Transcribe the data in full and exactly, omitting any pictures.

--- START Extracted entries ---

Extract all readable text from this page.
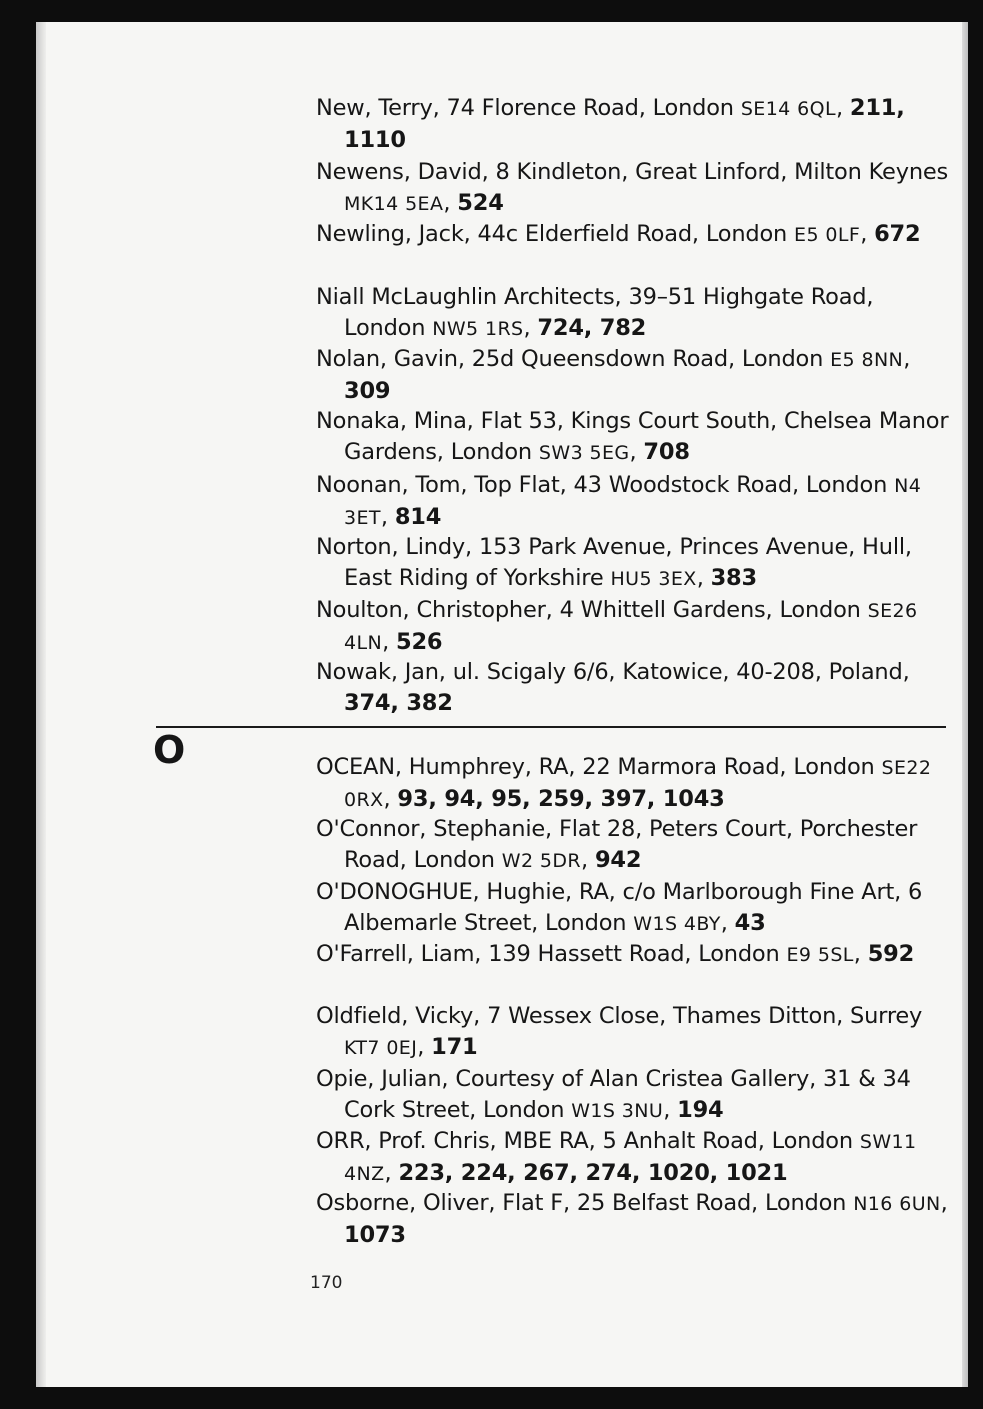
New, Terry, 74 Florence Road, London SE14 6QL, 211, 1110
Newens, David, 8 Kindleton, Great Linford, Milton Keynes MK14 5EA, 524
Newling, Jack, 44c Elderfield Road, London E5 0LF, 672
Niall McLaughlin Architects, 39–51 Highgate Road, London NW5 1RS, 724, 782
Nolan, Gavin, 25d Queensdown Road, London E5 8NN, 309
Nonaka, Mina, Flat 53, Kings Court South, Chelsea Manor Gardens, London SW3 5EG, 708
Noonan, Tom, Top Flat, 43 Woodstock Road, London N4 3ET, 814
Norton, Lindy, 153 Park Avenue, Princes Avenue, Hull, East Riding of Yorkshire HU5 3EX, 383
Noulton, Christopher, 4 Whittell Gardens, London SE26 4LN, 526
Nowak, Jan, ul. Scigaly 6/6, Katowice, 40-208, Poland, 374, 382
O	OCEAN, Humphrey, RA, 22 Marmora Road, London SE22 0RX, 93, 94, 95, 259, 397, 1043
O'Connor, Stephanie, Flat 28, Peters Court, Porchester Road, London W2 5DR, 942
O'DONOGHUE, Hughie, RA, c/o Marlborough Fine Art, 6 Albemarle Street, London W1S 4BY, 43
O'Farrell, Liam, 139 Hassett Road, London E9 5SL, 592
Oldfield, Vicky, 7 Wessex Close, Thames Ditton, Surrey KT7 0EJ, 171
Opie, Julian, Courtesy of Alan Cristea Gallery, 31 & 34 Cork Street, London W1S 3NU, 194
ORR, Prof. Chris, MBE RA, 5 Anhalt Road, London SW11 4NZ, 223, 224, 267, 274, 1020, 1021
Osborne, Oliver, Flat F, 25 Belfast Road, London N16 6UN, 1073
170
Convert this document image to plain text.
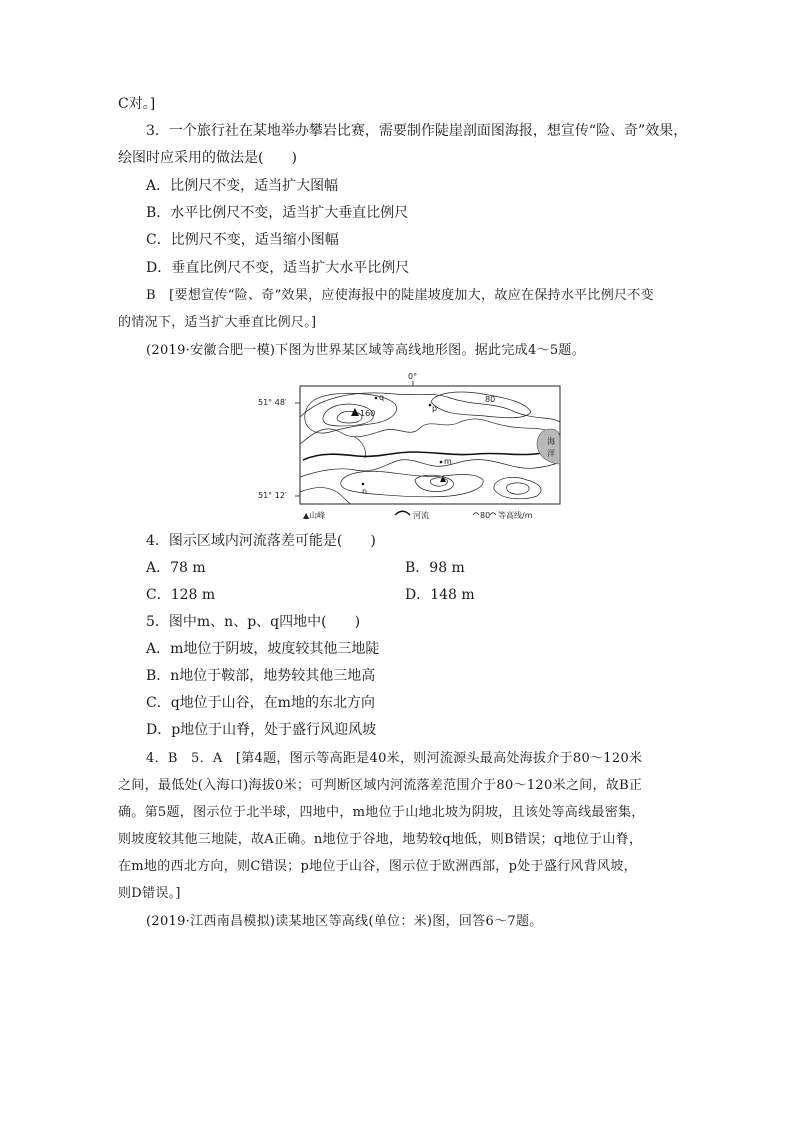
C对。]
3．一个旅行社在某地举办攀岩比赛，需要制作陡崖剖面图海报，想宣传“险、奇”效果，
绘图时应采用的做法是(　　)
A．比例尺不变，适当扩大图幅
B．水平比例尺不变，适当扩大垂直比例尺
C．比例尺不变，适当缩小图幅
D．垂直比例尺不变，适当扩大水平比例尺
B　[要想宣传“险、奇”效果，应使海报中的陡崖坡度加大，故应在保持水平比例尺不变
的情况下，适当扩大垂直比例尺。]
(2019·安徽合肥一模)下图为世界某区域等高线地形图。据此完成4～5题。
0°
51° 48′
51° 12′
海
洋
160
80
q
p
m
n
▲山峰	河流	80 等高线/m
4．图示区域内河流落差可能是(　　)
A．78 m	B．98 m
C．128 m	D．148 m
5．图中m、n、p、q四地中(　　)
A．m地位于阴坡，坡度较其他三地陡
B．n地位于鞍部，地势较其他三地高
C．q地位于山谷，在m地的东北方向
D．p地位于山脊，处于盛行风迎风坡
4．B　5．A　[第4题，图示等高距是40米，则河流源头最高处海拔介于80～120米
之间，最低处(入海口)海拔0米；可判断区域内河流落差范围介于80～120米之间，故B正
确。第5题，图示位于北半球，四地中，m地位于山地北坡为阴坡，且该处等高线最密集，
则坡度较其他三地陡，故A正确。n地位于谷地，地势较q地低，则B错误；q地位于山脊，
在m地的西北方向，则C错误；p地位于山谷，图示位于欧洲西部，p处于盛行风背风坡，
则D错误。]
(2019·江西南昌模拟)读某地区等高线(单位：米)图，回答6～7题。
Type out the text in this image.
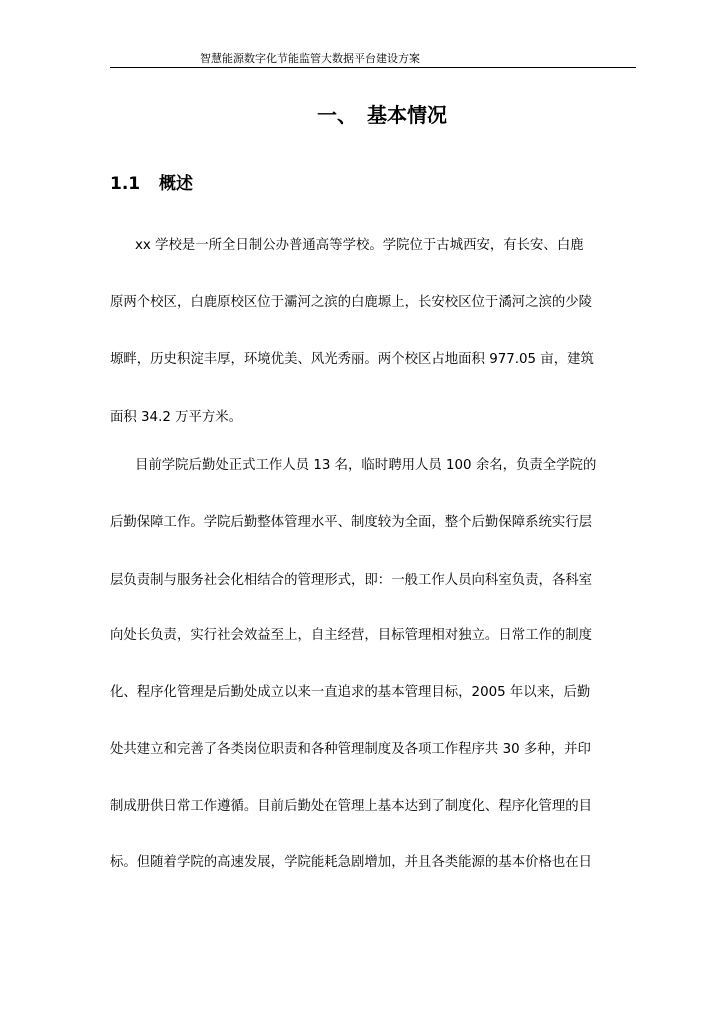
智慧能源数字化节能监管大数据平台建设方案
一、 基本情况
1.1 概述
xx 学校是一所全日制公办普通高等学校。学院位于古城西安，有长安、白鹿
原两个校区，白鹿原校区位于灞河之滨的白鹿塬上，长安校区位于潏河之滨的少陵
塬畔，历史积淀丰厚，环境优美、风光秀丽。两个校区占地面积 977.05 亩，建筑
面积 34.2 万平方米。
目前学院后勤处正式工作人员 13 名，临时聘用人员 100 余名，负责全学院的
后勤保障工作。学院后勤整体管理水平、制度较为全面，整个后勤保障系统实行层
层负责制与服务社会化相结合的管理形式，即：一般工作人员向科室负责，各科室
向处长负责，实行社会效益至上，自主经营，目标管理相对独立。日常工作的制度
化、程序化管理是后勤处成立以来一直追求的基本管理目标，2005 年以来，后勤
处共建立和完善了各类岗位职责和各种管理制度及各项工作程序共 30 多种，并印
制成册供日常工作遵循。目前后勤处在管理上基本达到了制度化、程序化管理的目
标。但随着学院的高速发展，学院能耗急剧增加，并且各类能源的基本价格也在日
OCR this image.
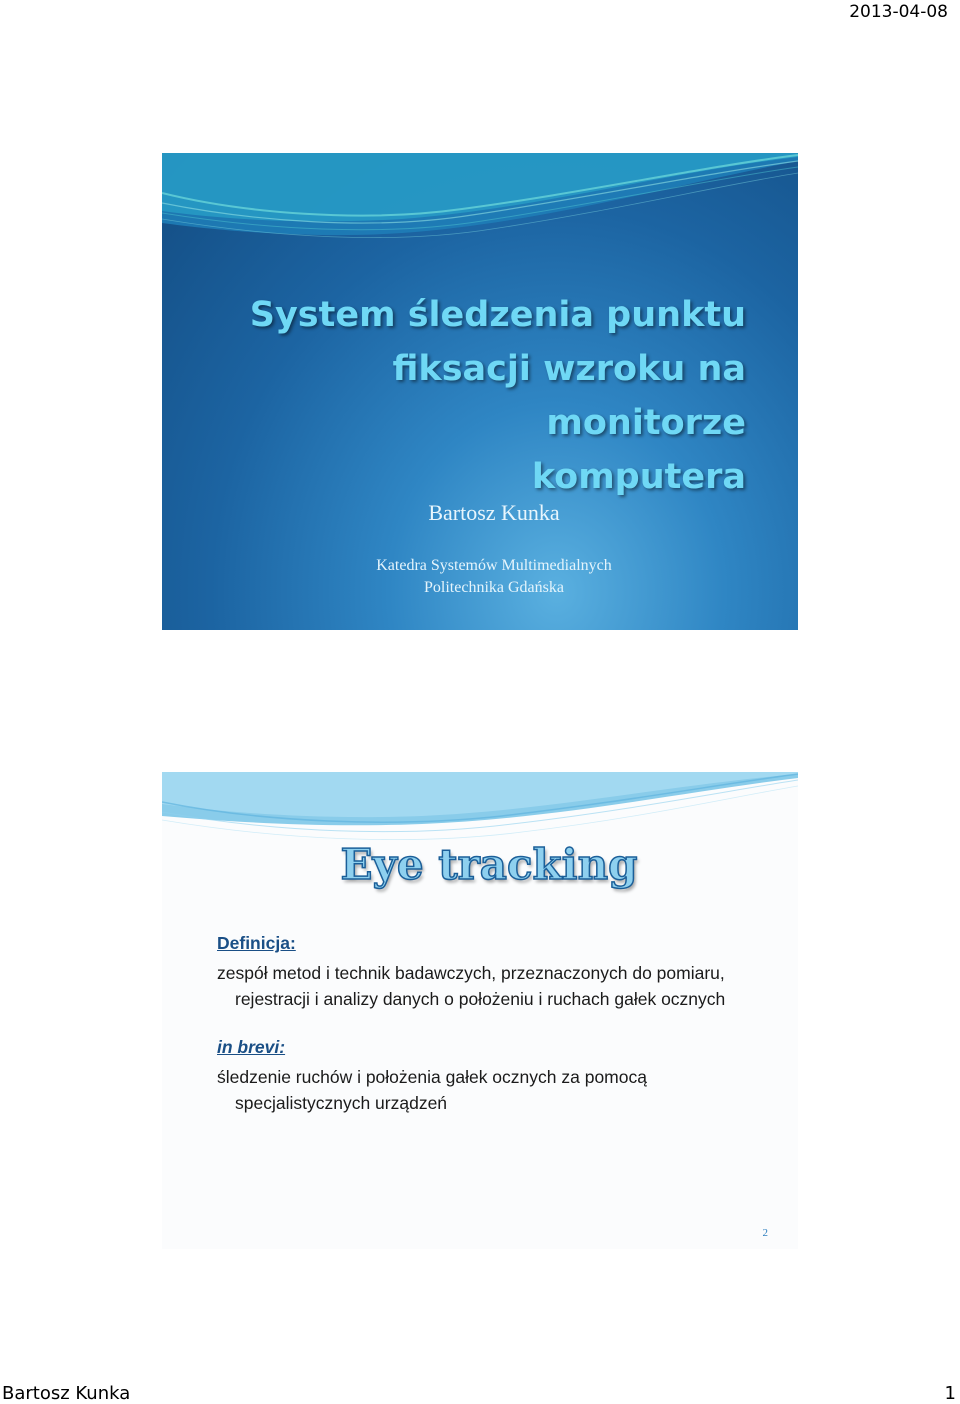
2013-04-08
System śledzenia punktu
fiksacji wzroku na monitorze
komputera
Bartosz Kunka
Katedra Systemów Multimedialnych
Politechnika Gdańska
Eye tracking
Definicja:

zespół metod i technik badawczych, przeznaczonych do pomiaru, rejestracji i analizy danych o położeniu i ruchach gałek ocznych

in brevi:

śledzenie ruchów i położenia gałek ocznych za pomocą specjalistycznych urządzeń

2
Bartosz Kunka	1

--- END Extracted entries ---

Reply to the task –
Extract all readable text from this page.
New, Terry, 74 Florence Road, London SE14 6QL, 211, 1110
Newens, David, 8 Kindleton, Great Linford, Milton Keynes MK14 5EA, 524
Newling, Jack, 44c Elderfield Road, London E5 0LF, 672
Niall McLaughlin Architects, 39–51 Highgate Road, London NW5 1RS, 724, 782
Nolan, Gavin, 25d Queensdown Road, London E5 8NN, 309
Nonaka, Mina, Flat 53, Kings Court South, Chelsea Manor Gardens, London SW3 5EG, 708
Noonan, Tom, Top Flat, 43 Woodstock Road, London N4 3ET, 814
Norton, Lindy, 153 Park Avenue, Princes Avenue, Hull, East Riding of Yorkshire HU5 3EX, 383
Noulton, Christopher, 4 Whittell Gardens, London SE26 4LN, 526
Nowak, Jan, ul. Scigaly 6/6, Katowice, 40-208, Poland, 374, 382
O	OCEAN, Humphrey, RA, 22 Marmora Road, London SE22 0RX, 93, 94, 95, 259, 397, 1043
O'Connor, Stephanie, Flat 28, Peters Court, Porchester Road, London W2 5DR, 942
O'DONOGHUE, Hughie, RA, c/o Marlborough Fine Art, 6 Albemarle Street, London W1S 4BY, 43
O'Farrell, Liam, 139 Hassett Road, London E9 5SL, 592
Oldfield, Vicky, 7 Wessex Close, Thames Ditton, Surrey KT7 0EJ, 171
Opie, Julian, Courtesy of Alan Cristea Gallery, 31 & 34 Cork Street, London W1S 3NU, 194
ORR, Prof. Chris, MBE RA, 5 Anhalt Road, London SW11 4NZ, 223, 224, 267, 274, 1020, 1021
Osborne, Oliver, Flat F, 25 Belfast Road, London N16 6UN, 1073
170
Convert this document image to plain text.
C对。]
3．一个旅行社在某地举办攀岩比赛，需要制作陡崖剖面图海报，想宣传“险、奇”效果，
绘图时应采用的做法是(　　)
A．比例尺不变，适当扩大图幅
B．水平比例尺不变，适当扩大垂直比例尺
C．比例尺不变，适当缩小图幅
D．垂直比例尺不变，适当扩大水平比例尺
B　[要想宣传“险、奇”效果，应使海报中的陡崖坡度加大，故应在保持水平比例尺不变
的情况下，适当扩大垂直比例尺。]
(2019·安徽合肥一模)下图为世界某区域等高线地形图。据此完成4～5题。
0°
51° 48′
51° 12′
海
洋
160
80
q
p
m
n
▲山峰	河流	80 等高线/m
4．图示区域内河流落差可能是(　　)
A．78 m	B．98 m
C．128 m	D．148 m
5．图中m、n、p、q四地中(　　)
A．m地位于阴坡，坡度较其他三地陡
B．n地位于鞍部，地势较其他三地高
C．q地位于山谷，在m地的东北方向
D．p地位于山脊，处于盛行风迎风坡
4．B　5．A　[第4题，图示等高距是40米，则河流源头最高处海拔介于80～120米
之间，最低处(入海口)海拔0米；可判断区域内河流落差范围介于80～120米之间，故B正
确。第5题，图示位于北半球，四地中，m地位于山地北坡为阴坡，且该处等高线最密集，
则坡度较其他三地陡，故A正确。n地位于谷地，地势较q地低，则B错误；q地位于山脊，
在m地的西北方向，则C错误；p地位于山谷，图示位于欧洲西部，p处于盛行风背风坡，
则D错误。]
(2019·江西南昌模拟)读某地区等高线(单位：米)图，回答6～7题。
Type out the text in this image.
智慧能源数字化节能监管大数据平台建设方案
一、 基本情况
1.1 概述
xx 学校是一所全日制公办普通高等学校。学院位于古城西安，有长安、白鹿
原两个校区，白鹿原校区位于灞河之滨的白鹿塬上，长安校区位于潏河之滨的少陵
塬畔，历史积淀丰厚，环境优美、风光秀丽。两个校区占地面积 977.05 亩，建筑
面积 34.2 万平方米。
目前学院后勤处正式工作人员 13 名，临时聘用人员 100 余名，负责全学院的
后勤保障工作。学院后勤整体管理水平、制度较为全面，整个后勤保障系统实行层
层负责制与服务社会化相结合的管理形式，即：一般工作人员向科室负责，各科室
向处长负责，实行社会效益至上，自主经营，目标管理相对独立。日常工作的制度
化、程序化管理是后勤处成立以来一直追求的基本管理目标，2005 年以来，后勤
处共建立和完善了各类岗位职责和各种管理制度及各项工作程序共 30 多种，并印
制成册供日常工作遵循。目前后勤处在管理上基本达到了制度化、程序化管理的目
标。但随着学院的高速发展，学院能耗急剧增加，并且各类能源的基本价格也在日
OCR this image.
2013-04-08
System śledzenia punktu
fiksacji wzroku na monitorze
komputera
Bartosz Kunka
Katedra Systemów Multimedialnych
Politechnika Gdańska
Eye tracking
Definicja:

zespół metod i technik badawczych, przeznaczonych do pomiaru, rejestracji i analizy danych o położeniu i ruchach gałek ocznych

in brevi:

śledzenie ruchów i położenia gałek ocznych za pomocą specjalistycznych urządzeń

2
Bartosz Kunka	1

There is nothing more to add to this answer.